[Element boundary records]
──────────

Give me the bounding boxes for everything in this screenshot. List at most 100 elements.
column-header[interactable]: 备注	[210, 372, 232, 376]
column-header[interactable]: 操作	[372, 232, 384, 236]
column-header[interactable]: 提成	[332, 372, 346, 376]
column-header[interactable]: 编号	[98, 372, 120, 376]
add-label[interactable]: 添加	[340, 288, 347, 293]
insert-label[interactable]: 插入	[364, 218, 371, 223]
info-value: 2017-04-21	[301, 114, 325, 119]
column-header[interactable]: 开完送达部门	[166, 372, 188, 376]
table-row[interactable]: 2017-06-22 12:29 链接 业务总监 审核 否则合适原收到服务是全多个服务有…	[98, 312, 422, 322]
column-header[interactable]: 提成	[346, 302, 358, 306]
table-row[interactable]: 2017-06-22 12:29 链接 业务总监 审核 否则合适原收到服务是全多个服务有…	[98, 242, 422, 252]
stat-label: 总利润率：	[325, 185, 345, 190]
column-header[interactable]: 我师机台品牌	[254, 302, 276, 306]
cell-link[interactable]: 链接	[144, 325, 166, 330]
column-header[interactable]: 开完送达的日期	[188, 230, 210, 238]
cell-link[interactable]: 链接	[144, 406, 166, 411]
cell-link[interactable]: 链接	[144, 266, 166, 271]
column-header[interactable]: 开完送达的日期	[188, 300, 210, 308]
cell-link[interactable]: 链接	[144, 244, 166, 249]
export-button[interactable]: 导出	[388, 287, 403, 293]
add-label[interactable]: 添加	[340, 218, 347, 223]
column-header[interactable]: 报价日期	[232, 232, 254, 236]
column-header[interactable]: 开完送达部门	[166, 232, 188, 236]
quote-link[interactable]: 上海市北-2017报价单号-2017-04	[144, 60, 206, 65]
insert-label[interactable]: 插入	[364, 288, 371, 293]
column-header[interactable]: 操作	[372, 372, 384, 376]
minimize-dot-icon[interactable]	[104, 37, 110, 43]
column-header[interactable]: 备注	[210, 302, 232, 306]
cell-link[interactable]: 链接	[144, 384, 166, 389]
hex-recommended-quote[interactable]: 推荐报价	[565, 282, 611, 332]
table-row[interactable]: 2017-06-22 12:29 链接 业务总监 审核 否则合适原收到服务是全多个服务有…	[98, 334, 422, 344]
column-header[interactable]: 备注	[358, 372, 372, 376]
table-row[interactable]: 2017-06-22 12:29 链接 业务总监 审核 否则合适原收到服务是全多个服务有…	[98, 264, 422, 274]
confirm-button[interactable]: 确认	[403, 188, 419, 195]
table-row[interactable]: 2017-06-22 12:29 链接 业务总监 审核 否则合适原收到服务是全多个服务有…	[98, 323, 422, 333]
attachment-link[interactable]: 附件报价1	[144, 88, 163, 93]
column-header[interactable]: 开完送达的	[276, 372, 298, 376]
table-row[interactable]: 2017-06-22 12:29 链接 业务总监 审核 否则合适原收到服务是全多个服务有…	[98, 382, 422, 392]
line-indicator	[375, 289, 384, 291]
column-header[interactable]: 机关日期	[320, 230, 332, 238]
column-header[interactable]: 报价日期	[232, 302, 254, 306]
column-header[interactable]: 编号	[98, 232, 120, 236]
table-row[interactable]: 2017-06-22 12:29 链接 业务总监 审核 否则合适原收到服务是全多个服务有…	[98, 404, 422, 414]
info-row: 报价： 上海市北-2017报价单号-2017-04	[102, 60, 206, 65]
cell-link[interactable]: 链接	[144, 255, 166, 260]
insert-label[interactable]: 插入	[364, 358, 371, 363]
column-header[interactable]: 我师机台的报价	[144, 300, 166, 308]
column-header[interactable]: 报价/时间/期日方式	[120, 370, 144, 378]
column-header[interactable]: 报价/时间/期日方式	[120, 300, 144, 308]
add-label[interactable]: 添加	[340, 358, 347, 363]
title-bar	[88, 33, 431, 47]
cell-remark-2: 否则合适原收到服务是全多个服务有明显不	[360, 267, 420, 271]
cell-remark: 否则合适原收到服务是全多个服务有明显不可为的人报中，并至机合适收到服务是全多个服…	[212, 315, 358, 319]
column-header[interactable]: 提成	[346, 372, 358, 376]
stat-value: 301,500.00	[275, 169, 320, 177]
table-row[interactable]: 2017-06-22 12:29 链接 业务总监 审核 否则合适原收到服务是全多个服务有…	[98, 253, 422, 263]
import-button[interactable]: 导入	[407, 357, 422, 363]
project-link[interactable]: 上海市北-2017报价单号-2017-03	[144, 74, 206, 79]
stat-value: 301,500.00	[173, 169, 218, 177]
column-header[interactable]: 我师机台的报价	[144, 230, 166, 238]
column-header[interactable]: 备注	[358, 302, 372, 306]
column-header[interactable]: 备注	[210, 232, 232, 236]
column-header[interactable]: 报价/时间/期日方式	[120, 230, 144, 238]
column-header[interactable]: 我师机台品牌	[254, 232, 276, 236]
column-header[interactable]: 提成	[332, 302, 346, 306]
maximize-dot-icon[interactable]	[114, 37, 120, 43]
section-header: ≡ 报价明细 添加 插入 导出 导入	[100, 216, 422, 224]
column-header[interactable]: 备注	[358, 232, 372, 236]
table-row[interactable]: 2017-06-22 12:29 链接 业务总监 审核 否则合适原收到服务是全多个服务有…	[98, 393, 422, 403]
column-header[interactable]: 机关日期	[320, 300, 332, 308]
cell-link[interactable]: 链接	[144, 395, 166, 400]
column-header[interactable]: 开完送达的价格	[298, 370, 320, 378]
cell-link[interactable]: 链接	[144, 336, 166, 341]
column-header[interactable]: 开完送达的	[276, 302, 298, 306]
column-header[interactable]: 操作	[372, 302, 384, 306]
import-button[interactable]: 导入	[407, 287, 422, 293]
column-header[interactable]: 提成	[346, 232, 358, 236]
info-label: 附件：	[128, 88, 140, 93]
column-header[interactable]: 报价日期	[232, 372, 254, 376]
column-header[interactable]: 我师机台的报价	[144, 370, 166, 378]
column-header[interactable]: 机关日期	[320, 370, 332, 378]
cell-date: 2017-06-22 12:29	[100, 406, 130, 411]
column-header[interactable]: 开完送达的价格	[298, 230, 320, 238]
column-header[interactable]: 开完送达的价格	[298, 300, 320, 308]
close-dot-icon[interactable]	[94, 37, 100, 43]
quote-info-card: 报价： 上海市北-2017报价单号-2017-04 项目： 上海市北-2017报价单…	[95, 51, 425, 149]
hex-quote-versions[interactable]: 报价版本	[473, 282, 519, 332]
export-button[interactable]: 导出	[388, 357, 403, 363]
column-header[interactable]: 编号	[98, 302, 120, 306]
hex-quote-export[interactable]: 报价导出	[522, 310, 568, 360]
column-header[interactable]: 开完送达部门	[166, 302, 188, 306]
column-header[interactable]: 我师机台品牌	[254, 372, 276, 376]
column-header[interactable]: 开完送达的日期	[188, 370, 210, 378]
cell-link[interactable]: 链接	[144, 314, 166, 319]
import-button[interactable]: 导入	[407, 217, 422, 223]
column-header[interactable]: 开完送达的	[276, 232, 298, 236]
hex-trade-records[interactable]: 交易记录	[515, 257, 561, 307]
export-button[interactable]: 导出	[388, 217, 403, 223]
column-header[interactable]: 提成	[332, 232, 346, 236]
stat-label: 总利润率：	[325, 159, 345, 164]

──────────

EXERCISE AIM
Swap every "column-header" for "grid-header" in the listing from its beginning through the line that contains "372, 384, 376]", inclusive, and leave everything else in those lines unchanged.

TASK ANSWER
Give me the bounding boxes for everything in this screenshot. List at most 100 elements.
grid-header[interactable]: 备注	[210, 372, 232, 376]
grid-header[interactable]: 操作	[372, 232, 384, 236]
grid-header[interactable]: 提成	[332, 372, 346, 376]
grid-header[interactable]: 编号	[98, 372, 120, 376]
add-label[interactable]: 添加	[340, 288, 347, 293]
insert-label[interactable]: 插入	[364, 218, 371, 223]
info-value: 2017-04-21	[301, 114, 325, 119]
grid-header[interactable]: 开完送达部门	[166, 372, 188, 376]
table-row[interactable]: 2017-06-22 12:29 链接 业务总监 审核 否则合适原收到服务是全多个服务有…	[98, 312, 422, 322]
grid-header[interactable]: 提成	[346, 302, 358, 306]
table-row[interactable]: 2017-06-22 12:29 链接 业务总监 审核 否则合适原收到服务是全多个服务有…	[98, 242, 422, 252]
stat-label: 总利润率：	[325, 185, 345, 190]
grid-header[interactable]: 我师机台品牌	[254, 302, 276, 306]
cell-link[interactable]: 链接	[144, 325, 166, 330]
grid-header[interactable]: 开完送达的日期	[188, 230, 210, 238]
cell-link[interactable]: 链接	[144, 406, 166, 411]
cell-link[interactable]: 链接	[144, 266, 166, 271]
grid-header[interactable]: 开完送达的日期	[188, 300, 210, 308]
cell-link[interactable]: 链接	[144, 244, 166, 249]
export-button[interactable]: 导出	[388, 287, 403, 293]
add-label[interactable]: 添加	[340, 218, 347, 223]
grid-header[interactable]: 报价日期	[232, 232, 254, 236]
grid-header[interactable]: 开完送达部门	[166, 232, 188, 236]
quote-link[interactable]: 上海市北-2017报价单号-2017-04	[144, 60, 206, 65]
insert-label[interactable]: 插入	[364, 288, 371, 293]
grid-header[interactable]: 操作	[372, 372, 384, 376]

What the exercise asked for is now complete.